» Exercise details
Where does the string "soil" appear in the records? Copy every line that contains it.

>> Begin

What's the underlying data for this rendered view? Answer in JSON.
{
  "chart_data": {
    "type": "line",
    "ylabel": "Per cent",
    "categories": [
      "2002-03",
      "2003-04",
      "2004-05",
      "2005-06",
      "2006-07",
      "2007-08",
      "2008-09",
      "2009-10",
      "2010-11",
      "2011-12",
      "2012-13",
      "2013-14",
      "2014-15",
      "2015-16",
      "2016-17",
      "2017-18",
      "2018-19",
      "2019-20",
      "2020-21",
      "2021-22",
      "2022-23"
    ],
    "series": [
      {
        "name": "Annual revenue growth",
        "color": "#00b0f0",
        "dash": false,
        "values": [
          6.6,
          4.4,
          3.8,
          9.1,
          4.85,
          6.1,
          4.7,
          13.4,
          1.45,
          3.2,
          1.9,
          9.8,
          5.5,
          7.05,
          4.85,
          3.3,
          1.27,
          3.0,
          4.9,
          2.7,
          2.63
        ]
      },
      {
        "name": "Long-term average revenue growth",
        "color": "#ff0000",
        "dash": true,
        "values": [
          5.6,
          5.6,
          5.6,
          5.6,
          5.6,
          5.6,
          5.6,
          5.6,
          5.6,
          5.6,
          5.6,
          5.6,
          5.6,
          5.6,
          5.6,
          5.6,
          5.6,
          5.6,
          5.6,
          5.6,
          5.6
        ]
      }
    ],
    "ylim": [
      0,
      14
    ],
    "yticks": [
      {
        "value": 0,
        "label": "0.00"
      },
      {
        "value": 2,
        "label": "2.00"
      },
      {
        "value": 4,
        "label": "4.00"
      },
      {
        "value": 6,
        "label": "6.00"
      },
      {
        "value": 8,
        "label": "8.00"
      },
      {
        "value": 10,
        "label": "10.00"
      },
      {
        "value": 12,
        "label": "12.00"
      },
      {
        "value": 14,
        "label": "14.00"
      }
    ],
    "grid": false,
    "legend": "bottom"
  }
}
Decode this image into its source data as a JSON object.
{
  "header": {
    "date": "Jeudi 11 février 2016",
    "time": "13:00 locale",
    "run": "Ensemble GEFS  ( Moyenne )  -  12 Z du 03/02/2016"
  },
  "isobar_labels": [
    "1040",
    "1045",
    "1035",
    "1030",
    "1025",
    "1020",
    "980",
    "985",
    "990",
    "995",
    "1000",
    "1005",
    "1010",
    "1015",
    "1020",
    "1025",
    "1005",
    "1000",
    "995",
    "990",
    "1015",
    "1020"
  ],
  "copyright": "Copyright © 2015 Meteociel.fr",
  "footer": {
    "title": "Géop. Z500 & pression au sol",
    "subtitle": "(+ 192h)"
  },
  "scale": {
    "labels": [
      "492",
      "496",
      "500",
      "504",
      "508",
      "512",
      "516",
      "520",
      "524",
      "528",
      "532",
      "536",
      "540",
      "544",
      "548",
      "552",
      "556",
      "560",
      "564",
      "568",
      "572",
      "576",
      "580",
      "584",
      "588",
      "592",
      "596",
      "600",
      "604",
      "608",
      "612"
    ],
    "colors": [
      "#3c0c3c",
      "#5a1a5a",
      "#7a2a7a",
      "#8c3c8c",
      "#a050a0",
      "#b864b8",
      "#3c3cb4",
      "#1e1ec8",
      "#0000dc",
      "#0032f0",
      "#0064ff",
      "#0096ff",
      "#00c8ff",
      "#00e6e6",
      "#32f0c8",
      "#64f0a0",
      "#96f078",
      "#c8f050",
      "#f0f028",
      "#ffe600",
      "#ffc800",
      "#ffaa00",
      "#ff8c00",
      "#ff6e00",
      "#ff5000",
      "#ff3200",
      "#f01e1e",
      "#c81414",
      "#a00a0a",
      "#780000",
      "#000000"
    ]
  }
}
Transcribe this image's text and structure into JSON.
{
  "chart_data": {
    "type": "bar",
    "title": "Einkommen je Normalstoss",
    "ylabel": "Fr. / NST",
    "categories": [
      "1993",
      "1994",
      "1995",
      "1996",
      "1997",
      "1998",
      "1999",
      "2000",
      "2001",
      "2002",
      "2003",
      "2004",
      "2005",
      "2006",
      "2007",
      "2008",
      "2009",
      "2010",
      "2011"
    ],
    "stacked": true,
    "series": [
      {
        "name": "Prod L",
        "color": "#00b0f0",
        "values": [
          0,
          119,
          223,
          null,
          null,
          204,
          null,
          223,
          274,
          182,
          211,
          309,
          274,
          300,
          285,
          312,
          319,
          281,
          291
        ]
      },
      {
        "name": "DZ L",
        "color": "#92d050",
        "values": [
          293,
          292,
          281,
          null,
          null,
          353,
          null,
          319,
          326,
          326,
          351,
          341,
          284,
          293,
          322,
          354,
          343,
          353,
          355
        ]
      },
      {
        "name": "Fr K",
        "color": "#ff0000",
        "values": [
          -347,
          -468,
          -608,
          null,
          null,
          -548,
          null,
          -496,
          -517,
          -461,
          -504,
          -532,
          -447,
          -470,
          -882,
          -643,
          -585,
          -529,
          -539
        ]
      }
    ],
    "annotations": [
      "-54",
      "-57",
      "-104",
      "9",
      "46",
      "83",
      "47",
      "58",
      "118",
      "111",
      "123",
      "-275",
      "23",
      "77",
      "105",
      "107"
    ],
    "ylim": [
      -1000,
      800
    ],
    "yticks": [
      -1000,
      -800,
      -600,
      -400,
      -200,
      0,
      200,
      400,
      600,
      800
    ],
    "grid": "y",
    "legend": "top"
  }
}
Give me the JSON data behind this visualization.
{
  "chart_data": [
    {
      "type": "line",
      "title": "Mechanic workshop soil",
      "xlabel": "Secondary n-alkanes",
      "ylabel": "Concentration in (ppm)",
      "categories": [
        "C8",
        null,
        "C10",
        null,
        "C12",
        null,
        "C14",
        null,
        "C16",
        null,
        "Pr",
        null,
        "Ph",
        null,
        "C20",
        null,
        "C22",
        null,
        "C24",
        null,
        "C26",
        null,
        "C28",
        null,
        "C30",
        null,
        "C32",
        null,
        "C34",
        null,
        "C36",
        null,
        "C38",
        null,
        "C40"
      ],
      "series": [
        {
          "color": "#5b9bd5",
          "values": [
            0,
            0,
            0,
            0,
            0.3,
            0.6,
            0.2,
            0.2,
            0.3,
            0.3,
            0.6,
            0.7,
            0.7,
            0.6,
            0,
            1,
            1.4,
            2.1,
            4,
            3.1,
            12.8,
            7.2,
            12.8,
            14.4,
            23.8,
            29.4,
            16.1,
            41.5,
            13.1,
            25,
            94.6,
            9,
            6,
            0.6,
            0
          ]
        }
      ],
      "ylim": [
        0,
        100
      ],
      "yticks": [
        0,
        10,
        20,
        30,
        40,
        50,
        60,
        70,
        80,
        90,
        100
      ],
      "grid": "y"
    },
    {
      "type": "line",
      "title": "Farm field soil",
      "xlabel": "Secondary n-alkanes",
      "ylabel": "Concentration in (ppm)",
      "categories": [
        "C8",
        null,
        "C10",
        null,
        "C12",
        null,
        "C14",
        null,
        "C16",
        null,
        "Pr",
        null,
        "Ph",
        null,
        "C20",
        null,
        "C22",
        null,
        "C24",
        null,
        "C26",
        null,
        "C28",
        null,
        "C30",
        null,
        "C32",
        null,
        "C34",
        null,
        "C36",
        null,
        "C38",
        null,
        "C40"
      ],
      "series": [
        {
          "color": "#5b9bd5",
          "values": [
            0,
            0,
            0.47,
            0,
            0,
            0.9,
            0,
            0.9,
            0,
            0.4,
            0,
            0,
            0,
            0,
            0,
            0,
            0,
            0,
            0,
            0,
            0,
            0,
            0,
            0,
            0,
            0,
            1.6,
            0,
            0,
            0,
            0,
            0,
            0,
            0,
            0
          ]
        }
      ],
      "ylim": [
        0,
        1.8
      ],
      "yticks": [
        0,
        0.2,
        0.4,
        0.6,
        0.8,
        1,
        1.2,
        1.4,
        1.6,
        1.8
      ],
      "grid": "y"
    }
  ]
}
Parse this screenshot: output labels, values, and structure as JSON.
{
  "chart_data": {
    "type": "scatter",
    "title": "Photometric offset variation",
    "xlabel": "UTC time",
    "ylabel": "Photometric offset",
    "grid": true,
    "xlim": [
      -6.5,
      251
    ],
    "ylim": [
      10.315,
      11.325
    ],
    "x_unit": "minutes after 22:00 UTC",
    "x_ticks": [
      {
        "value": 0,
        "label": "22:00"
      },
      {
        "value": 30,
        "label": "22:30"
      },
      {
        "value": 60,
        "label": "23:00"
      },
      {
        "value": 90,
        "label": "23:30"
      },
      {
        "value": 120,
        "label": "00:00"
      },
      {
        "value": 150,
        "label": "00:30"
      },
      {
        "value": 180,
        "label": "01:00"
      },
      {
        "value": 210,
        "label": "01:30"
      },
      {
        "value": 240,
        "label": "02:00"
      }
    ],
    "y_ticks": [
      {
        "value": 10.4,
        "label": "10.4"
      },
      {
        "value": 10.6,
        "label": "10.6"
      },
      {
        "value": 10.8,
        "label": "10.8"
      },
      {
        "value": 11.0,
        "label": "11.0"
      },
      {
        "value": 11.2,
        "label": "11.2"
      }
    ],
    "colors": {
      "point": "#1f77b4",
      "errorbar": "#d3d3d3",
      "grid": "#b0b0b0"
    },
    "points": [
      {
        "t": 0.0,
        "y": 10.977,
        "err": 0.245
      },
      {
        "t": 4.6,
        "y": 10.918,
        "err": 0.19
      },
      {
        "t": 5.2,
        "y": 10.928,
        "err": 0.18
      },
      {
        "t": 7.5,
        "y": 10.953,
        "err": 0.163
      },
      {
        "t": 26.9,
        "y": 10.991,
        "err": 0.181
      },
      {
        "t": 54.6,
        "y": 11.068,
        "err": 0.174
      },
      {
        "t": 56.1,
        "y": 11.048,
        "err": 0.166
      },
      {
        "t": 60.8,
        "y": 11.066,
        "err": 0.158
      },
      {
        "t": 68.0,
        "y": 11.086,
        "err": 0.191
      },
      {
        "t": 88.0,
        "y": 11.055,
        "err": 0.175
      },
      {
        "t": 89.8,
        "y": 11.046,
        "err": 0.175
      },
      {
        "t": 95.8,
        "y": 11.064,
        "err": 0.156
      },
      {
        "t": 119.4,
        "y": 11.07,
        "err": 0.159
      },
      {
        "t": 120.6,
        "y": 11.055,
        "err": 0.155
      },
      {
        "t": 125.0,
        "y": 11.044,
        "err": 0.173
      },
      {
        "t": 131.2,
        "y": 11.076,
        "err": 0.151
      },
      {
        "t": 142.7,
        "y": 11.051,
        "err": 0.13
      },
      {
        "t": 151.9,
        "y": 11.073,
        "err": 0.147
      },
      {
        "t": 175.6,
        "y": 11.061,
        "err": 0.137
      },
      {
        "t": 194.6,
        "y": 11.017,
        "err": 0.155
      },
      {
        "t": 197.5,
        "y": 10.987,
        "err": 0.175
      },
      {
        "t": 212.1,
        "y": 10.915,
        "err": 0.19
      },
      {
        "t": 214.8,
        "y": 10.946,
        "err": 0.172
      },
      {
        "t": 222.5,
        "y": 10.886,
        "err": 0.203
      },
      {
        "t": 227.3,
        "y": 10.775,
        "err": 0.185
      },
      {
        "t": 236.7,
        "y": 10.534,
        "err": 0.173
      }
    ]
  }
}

>> End

» Task solution
      "title": "Mechanic workshop soil",
      "title": "Farm field soil",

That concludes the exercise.